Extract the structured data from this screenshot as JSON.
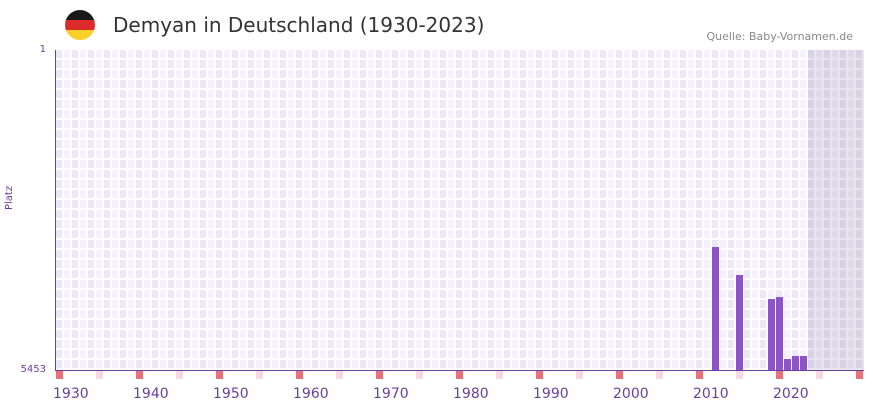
{
  "header": {
    "title": "Demyan in Deutschland (1930-2023)",
    "source": "Quelle: Baby-Vornamen.de",
    "flag_colors": [
      "#1a1a1a",
      "#dd2a2a",
      "#f9cf2a"
    ]
  },
  "chart_data": {
    "type": "bar",
    "title": "Demyan in Deutschland (1930-2023)",
    "xlabel": "",
    "ylabel": "Platz",
    "ylim": [
      5453,
      1
    ],
    "y_ticks": [
      "1",
      "5453"
    ],
    "x_ticks": [
      "1930",
      "1940",
      "1950",
      "1960",
      "1970",
      "1980",
      "1990",
      "2000",
      "2010",
      "2020"
    ],
    "xlim": [
      1930,
      2030
    ],
    "x": [
      2012,
      2015,
      2019,
      2020,
      2021,
      2022,
      2023
    ],
    "values": [
      3357,
      3834,
      4243,
      4209,
      5266,
      5214,
      5214
    ],
    "colors": {
      "bar": "#8c55c7",
      "axis": "#6a3fa0",
      "decade_marker": "#e5737b",
      "half_marker": "#f5d8e2"
    }
  }
}
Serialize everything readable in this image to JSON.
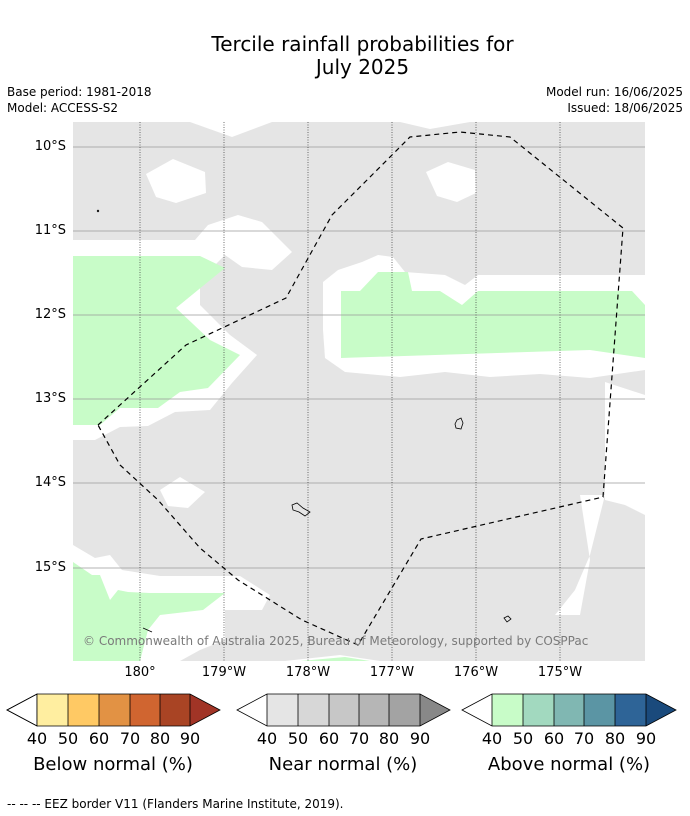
{
  "title": {
    "line1": "Tercile rainfall probabilities for",
    "line2": "July 2025"
  },
  "meta": {
    "base_period": "Base period: 1981-2018",
    "model": "Model: ACCESS-S2",
    "model_run": "Model run: 16/06/2025",
    "issued": "Issued: 18/06/2025"
  },
  "map": {
    "latitude_labels": [
      "10°S",
      "11°S",
      "12°S",
      "13°S",
      "14°S",
      "15°S"
    ],
    "longitude_labels": [
      "180°",
      "179°W",
      "178°W",
      "177°W",
      "176°W",
      "175°W"
    ],
    "copyright": "© Commonwealth of Australia 2025, Bureau of Meteorology, supported by COSPPac",
    "eez_border": "dashed",
    "colors": {
      "near_normal_40": "#e5e5e5",
      "above_normal_40": "#c8fcc8",
      "below_40_fill": "#ffffff",
      "coastline": "#000000"
    }
  },
  "colorbars": [
    {
      "title": "Below normal (%)",
      "ticks": [
        "40",
        "50",
        "60",
        "70",
        "80",
        "90"
      ],
      "colors": [
        "#ffeea0",
        "#ffc964",
        "#e29244",
        "#d06530",
        "#a94424",
        "#a13426"
      ]
    },
    {
      "title": "Near normal (%)",
      "ticks": [
        "40",
        "50",
        "60",
        "70",
        "80",
        "90"
      ],
      "colors": [
        "#e5e5e5",
        "#d7d7d7",
        "#c7c7c7",
        "#b6b6b6",
        "#a3a3a3",
        "#888888"
      ]
    },
    {
      "title": "Above normal (%)",
      "ticks": [
        "40",
        "50",
        "60",
        "70",
        "80",
        "90"
      ],
      "colors": [
        "#c8fcc8",
        "#a2d9bf",
        "#80b7b2",
        "#5b95a4",
        "#2e6497",
        "#1a4a7c"
      ]
    }
  ],
  "footnote": "--  --  -- EEZ border V11 (Flanders Marine Institute, 2019)."
}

#### Directions:
Leave the pictures out and write out every entry exactly as given.

#### Complete output:
Extract the structured data from this screenshot as JSON.
{
  "header": {
    "title": "Demyan in Deutschland (1930-2023)",
    "source": "Quelle: Baby-Vornamen.de",
    "flag_colors": [
      "#1a1a1a",
      "#dd2a2a",
      "#f9cf2a"
    ]
  },
  "chart_data": {
    "type": "bar",
    "title": "Demyan in Deutschland (1930-2023)",
    "xlabel": "",
    "ylabel": "Platz",
    "ylim": [
      5453,
      1
    ],
    "y_ticks": [
      "1",
      "5453"
    ],
    "x_ticks": [
      "1930",
      "1940",
      "1950",
      "1960",
      "1970",
      "1980",
      "1990",
      "2000",
      "2010",
      "2020"
    ],
    "xlim": [
      1930,
      2030
    ],
    "x": [
      2012,
      2015,
      2019,
      2020,
      2021,
      2022,
      2023
    ],
    "values": [
      3357,
      3834,
      4243,
      4209,
      5266,
      5214,
      5214
    ],
    "colors": {
      "bar": "#8c55c7",
      "axis": "#6a3fa0",
      "decade_marker": "#e5737b",
      "half_marker": "#f5d8e2"
    }
  }
}
Serialize everything readable in this image to JSON.
{
  "title": {
    "line1": "Tercile rainfall probabilities for",
    "line2": "July 2025"
  },
  "meta": {
    "base_period": "Base period: 1981-2018",
    "model": "Model: ACCESS-S2",
    "model_run": "Model run: 16/06/2025",
    "issued": "Issued: 18/06/2025"
  },
  "map": {
    "latitude_labels": [
      "10°S",
      "11°S",
      "12°S",
      "13°S",
      "14°S",
      "15°S"
    ],
    "longitude_labels": [
      "180°",
      "179°W",
      "178°W",
      "177°W",
      "176°W",
      "175°W"
    ],
    "copyright": "© Commonwealth of Australia 2025, Bureau of Meteorology, supported by COSPPac",
    "eez_border": "dashed",
    "colors": {
      "near_normal_40": "#e5e5e5",
      "above_normal_40": "#c8fcc8",
      "below_40_fill": "#ffffff",
      "coastline": "#000000"
    }
  },
  "colorbars": [
    {
      "title": "Below normal (%)",
      "ticks": [
        "40",
        "50",
        "60",
        "70",
        "80",
        "90"
      ],
      "colors": [
        "#ffeea0",
        "#ffc964",
        "#e29244",
        "#d06530",
        "#a94424",
        "#a13426"
      ]
    },
    {
      "title": "Near normal (%)",
      "ticks": [
        "40",
        "50",
        "60",
        "70",
        "80",
        "90"
      ],
      "colors": [
        "#e5e5e5",
        "#d7d7d7",
        "#c7c7c7",
        "#b6b6b6",
        "#a3a3a3",
        "#888888"
      ]
    },
    {
      "title": "Above normal (%)",
      "ticks": [
        "40",
        "50",
        "60",
        "70",
        "80",
        "90"
      ],
      "colors": [
        "#c8fcc8",
        "#a2d9bf",
        "#80b7b2",
        "#5b95a4",
        "#2e6497",
        "#1a4a7c"
      ]
    }
  ],
  "footnote": "--  --  -- EEZ border V11 (Flanders Marine Institute, 2019)."
}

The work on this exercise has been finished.